- [Excerpted text]

:::::

In the Matter of F

Board of Immigration AppealsMay 5, 1961
9 I&N Dec. 275 (B.I.A. 1961)

A-12027843.

Decided by Board May 5, 1961.

Marriage — Effect of annulment — Validity of marriage contracted in Belgium prior to annulment of preexisting marriage — Adopted child — Adoption proceedings by wife in maiden name without participation of husband.

(1) Where beneficiary did not obtain annulment of preexisting marriage until three years after ceremonial marriage to petitioner in Belgium in 1955, general rules relating to effect of nullity decrees will be applied, absent evidence that the law of Belgium is otherwise, to uphold validity of beneficiary's marriage to petitioner.

(2) Notwithstanding that adoption proceedings under Belgian law were solely by wife in her maiden name, minor beneficiary qualifies as "adopted child" of petitioner/husband upon showing made that bona fide family relationship has existed since adoption and that requirements as to custody and residence have been satisfied.

:::::

- [Provided material]
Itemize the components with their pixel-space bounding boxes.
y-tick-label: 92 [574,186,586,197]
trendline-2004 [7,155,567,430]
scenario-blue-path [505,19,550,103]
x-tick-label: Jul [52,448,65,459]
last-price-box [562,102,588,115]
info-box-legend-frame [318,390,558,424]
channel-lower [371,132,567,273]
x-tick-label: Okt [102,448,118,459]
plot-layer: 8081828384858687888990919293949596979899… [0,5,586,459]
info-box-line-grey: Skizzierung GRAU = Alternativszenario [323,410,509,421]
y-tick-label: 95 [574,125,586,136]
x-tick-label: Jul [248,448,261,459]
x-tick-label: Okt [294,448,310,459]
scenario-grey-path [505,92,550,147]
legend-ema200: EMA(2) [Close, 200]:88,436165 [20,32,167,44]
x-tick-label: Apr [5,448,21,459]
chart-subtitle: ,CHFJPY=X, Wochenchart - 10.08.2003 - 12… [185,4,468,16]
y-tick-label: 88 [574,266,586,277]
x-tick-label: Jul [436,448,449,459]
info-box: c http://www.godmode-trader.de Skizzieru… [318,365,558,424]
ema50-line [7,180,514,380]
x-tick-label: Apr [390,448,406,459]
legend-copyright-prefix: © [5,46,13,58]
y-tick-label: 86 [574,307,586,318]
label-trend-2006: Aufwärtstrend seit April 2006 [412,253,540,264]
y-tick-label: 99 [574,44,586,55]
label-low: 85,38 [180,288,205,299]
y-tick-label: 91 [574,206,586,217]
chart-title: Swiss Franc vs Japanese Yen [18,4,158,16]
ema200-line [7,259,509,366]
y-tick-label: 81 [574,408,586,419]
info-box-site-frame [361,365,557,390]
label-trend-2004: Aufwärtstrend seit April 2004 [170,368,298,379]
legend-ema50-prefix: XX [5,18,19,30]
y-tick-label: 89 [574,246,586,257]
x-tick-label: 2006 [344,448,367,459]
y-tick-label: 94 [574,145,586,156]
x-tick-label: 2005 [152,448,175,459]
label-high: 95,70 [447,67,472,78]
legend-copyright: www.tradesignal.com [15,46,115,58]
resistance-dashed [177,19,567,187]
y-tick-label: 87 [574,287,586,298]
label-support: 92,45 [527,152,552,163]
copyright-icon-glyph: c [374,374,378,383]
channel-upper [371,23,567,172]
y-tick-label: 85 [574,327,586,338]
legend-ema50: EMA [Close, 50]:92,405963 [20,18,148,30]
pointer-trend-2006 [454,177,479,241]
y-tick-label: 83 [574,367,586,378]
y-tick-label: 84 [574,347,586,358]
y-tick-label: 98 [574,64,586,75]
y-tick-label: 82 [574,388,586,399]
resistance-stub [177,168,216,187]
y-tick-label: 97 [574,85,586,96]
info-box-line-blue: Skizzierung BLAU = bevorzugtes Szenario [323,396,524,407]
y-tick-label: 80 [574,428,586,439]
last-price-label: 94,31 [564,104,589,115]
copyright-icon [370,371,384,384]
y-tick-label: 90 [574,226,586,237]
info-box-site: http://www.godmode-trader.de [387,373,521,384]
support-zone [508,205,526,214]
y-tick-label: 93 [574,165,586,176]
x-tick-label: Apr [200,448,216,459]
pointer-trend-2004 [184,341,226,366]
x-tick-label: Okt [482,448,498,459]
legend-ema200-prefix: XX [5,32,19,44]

:::::

- [Jobs]
1) According to the Board of Immigration Appeals decision, how long after the ceremonial marriage to the petitioner in Belgium did the beneficiary obtain the annulment of the preexisting marriage?
2) Say whether each statement agrees with the Board of Immigration Appeals decision, answering yes or no and quoting the deciding words. (a) The adoption proceedings under Belgian law were brought by the wife in her maiden name. (b) The husband took part in the adoption proceedings. (c) The Board decided the matter on May 5, 1961.

- [Expected results]
1) Three years.

2)
(a) Yes: "adoption proceedings under Belgian law were solely by wife in her maiden name"
(b) No: "Adoption proceedings by wife in maiden name without participation of husband."
(c) Yes: "Decided by Board May 5, 1961."